## Supplied data
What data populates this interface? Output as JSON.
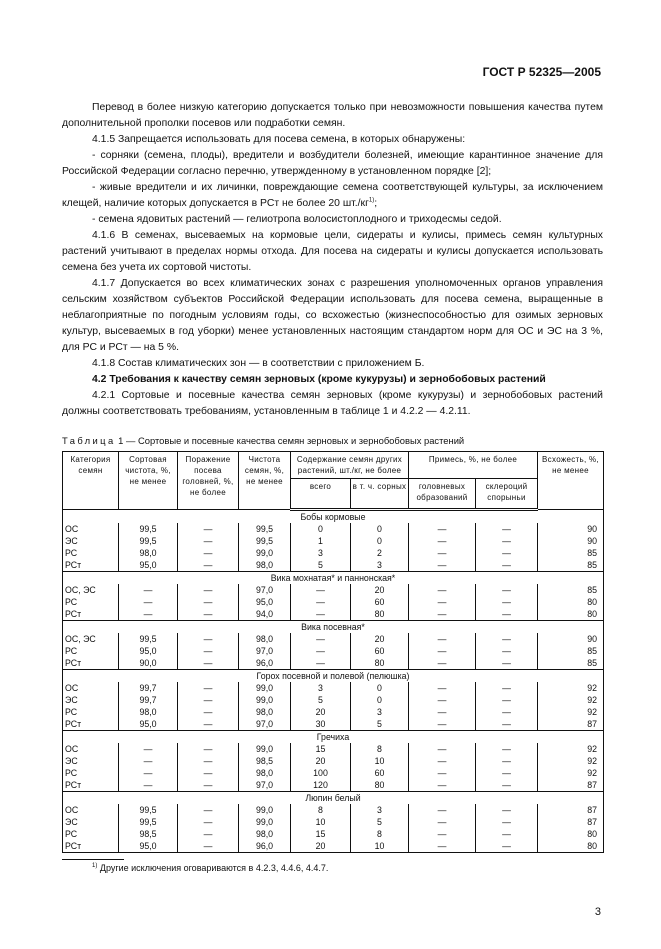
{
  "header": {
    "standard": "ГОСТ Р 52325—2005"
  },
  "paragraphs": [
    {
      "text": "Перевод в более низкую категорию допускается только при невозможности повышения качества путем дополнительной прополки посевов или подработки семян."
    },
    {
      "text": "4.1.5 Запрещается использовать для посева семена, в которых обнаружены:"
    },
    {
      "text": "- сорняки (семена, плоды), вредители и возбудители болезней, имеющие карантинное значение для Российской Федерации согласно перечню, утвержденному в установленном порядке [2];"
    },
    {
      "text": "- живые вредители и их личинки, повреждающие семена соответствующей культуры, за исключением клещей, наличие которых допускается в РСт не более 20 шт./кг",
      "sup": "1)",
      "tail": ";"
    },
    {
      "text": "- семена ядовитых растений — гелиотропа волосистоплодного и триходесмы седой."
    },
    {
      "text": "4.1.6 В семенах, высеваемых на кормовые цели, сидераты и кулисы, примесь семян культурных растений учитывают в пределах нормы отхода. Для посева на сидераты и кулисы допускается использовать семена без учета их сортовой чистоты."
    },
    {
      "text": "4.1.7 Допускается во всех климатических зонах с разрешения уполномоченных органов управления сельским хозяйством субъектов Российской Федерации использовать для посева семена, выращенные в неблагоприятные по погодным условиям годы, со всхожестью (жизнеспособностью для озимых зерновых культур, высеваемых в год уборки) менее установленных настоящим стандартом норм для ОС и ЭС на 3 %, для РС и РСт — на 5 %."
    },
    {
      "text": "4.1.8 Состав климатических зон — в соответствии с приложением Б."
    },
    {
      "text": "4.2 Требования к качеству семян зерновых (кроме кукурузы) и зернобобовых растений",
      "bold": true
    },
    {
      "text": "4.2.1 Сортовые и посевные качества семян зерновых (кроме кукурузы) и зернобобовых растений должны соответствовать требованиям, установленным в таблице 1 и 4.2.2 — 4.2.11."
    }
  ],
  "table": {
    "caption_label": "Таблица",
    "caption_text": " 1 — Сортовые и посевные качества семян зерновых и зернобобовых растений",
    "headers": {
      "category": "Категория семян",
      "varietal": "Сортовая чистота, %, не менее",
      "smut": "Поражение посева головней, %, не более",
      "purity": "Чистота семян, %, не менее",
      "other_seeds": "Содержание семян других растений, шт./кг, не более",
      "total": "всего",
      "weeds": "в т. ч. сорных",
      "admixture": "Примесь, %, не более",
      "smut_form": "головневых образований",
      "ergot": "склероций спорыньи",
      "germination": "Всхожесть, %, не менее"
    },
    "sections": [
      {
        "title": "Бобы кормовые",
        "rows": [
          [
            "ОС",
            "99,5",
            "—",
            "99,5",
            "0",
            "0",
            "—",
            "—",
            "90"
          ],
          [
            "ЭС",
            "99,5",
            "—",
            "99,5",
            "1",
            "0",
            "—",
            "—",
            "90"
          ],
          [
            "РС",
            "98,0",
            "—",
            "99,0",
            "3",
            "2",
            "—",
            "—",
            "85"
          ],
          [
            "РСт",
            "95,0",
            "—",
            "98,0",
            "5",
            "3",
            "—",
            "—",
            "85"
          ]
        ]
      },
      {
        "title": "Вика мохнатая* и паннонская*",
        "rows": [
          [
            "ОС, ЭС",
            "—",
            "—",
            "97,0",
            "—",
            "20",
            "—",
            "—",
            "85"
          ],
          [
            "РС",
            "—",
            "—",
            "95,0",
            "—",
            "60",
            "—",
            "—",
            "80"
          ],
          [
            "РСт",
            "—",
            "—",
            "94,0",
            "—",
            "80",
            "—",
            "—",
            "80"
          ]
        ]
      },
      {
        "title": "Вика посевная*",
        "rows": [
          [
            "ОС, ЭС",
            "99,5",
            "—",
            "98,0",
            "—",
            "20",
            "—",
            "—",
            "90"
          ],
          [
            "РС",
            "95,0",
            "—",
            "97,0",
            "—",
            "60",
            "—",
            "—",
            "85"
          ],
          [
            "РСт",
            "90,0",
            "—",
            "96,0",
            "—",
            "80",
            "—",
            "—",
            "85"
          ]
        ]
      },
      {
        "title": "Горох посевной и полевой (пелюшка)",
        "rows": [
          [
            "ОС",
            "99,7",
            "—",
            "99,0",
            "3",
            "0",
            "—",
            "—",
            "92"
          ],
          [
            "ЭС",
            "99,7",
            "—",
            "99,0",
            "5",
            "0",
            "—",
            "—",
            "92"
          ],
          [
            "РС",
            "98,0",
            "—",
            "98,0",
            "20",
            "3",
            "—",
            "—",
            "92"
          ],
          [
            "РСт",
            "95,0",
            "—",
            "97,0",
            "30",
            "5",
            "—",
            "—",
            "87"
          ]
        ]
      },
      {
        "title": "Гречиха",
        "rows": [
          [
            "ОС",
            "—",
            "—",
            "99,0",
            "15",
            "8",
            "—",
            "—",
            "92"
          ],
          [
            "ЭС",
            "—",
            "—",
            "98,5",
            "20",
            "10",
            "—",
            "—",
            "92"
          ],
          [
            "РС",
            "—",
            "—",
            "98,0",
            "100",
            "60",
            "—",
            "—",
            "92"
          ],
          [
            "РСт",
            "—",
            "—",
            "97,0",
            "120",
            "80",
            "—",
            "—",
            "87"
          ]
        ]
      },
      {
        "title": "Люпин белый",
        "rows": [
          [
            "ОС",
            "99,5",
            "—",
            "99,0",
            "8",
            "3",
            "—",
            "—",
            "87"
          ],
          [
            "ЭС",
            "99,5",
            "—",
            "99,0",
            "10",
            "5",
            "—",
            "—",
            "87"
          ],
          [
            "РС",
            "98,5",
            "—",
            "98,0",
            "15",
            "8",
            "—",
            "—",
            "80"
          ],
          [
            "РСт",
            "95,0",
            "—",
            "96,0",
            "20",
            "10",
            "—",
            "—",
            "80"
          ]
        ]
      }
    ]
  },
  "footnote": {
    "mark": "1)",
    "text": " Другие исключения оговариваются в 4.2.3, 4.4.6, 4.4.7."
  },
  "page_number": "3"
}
...
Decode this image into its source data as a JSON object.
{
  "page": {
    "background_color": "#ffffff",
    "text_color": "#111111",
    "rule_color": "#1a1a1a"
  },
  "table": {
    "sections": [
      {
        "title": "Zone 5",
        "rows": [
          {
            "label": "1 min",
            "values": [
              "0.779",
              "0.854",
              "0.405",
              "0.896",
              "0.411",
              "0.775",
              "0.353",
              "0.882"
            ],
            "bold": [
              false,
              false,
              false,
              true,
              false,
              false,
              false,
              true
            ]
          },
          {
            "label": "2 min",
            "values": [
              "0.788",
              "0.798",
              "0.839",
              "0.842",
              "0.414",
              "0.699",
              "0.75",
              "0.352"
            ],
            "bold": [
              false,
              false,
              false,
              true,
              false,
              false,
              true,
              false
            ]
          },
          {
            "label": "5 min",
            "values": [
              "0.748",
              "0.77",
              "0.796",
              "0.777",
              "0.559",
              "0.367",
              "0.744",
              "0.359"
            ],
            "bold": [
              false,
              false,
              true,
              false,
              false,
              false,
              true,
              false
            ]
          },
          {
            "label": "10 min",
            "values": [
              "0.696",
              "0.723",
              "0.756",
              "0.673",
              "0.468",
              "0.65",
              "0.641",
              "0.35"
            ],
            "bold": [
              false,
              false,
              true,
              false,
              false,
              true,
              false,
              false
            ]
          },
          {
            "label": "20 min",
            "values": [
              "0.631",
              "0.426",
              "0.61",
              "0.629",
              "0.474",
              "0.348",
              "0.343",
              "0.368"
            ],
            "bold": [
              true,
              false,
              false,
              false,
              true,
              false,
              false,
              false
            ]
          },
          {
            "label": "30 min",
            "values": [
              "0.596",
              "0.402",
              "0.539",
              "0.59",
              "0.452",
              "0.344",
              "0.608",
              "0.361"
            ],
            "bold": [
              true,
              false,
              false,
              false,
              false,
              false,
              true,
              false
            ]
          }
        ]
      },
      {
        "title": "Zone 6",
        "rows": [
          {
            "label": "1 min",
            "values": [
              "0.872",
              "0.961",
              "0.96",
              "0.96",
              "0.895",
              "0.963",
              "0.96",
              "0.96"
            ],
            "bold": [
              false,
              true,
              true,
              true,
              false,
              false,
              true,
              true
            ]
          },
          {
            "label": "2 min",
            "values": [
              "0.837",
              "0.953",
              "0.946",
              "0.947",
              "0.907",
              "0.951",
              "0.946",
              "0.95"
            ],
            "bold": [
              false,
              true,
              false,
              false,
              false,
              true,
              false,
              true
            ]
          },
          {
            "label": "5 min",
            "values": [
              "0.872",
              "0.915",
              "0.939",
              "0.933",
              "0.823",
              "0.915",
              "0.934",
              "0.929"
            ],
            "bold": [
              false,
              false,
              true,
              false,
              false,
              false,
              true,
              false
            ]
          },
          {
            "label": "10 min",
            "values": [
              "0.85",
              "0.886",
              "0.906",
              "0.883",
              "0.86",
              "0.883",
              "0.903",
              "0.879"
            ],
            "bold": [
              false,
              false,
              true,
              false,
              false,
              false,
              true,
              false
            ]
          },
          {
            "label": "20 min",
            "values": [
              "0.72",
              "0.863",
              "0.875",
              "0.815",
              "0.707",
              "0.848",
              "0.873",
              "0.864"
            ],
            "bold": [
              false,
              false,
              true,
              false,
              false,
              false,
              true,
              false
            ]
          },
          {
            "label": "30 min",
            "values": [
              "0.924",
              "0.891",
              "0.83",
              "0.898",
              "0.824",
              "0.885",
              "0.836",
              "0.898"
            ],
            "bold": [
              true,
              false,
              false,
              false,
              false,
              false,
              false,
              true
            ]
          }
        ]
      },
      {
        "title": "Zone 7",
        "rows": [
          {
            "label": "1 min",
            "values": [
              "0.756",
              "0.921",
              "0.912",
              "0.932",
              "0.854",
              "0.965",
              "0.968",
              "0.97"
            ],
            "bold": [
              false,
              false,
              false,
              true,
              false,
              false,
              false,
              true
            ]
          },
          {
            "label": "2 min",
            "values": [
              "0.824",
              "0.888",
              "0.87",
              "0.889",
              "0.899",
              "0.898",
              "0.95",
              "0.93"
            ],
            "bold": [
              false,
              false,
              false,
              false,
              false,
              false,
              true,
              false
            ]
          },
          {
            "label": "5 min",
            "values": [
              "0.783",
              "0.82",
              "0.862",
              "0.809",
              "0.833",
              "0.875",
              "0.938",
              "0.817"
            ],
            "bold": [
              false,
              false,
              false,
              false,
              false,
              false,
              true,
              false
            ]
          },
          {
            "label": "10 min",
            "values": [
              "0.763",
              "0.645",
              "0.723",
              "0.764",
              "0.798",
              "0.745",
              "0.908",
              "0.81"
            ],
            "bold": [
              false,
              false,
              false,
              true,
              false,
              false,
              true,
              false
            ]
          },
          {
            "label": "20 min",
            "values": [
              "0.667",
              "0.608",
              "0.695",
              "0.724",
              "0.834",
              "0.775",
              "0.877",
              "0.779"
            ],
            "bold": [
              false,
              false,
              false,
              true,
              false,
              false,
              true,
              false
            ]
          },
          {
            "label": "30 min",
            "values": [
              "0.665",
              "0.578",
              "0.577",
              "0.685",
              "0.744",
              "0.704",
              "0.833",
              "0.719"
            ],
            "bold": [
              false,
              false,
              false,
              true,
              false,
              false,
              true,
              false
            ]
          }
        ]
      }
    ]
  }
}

## What you will do
Which lines of the data include "посевные"? Copy each of them.

## Worked answer
      "text": "4.2.1 Сортовые и посевные качества семян зерновых (кроме кукурузы) и зернобобовых растений должны соответствовать требованиям, установленным в таблице 1 и 4.2.2 — 4.2.11."
    "caption_text": " 1 — Сортовые и посевные качества семян зерновых и зернобобовых растений",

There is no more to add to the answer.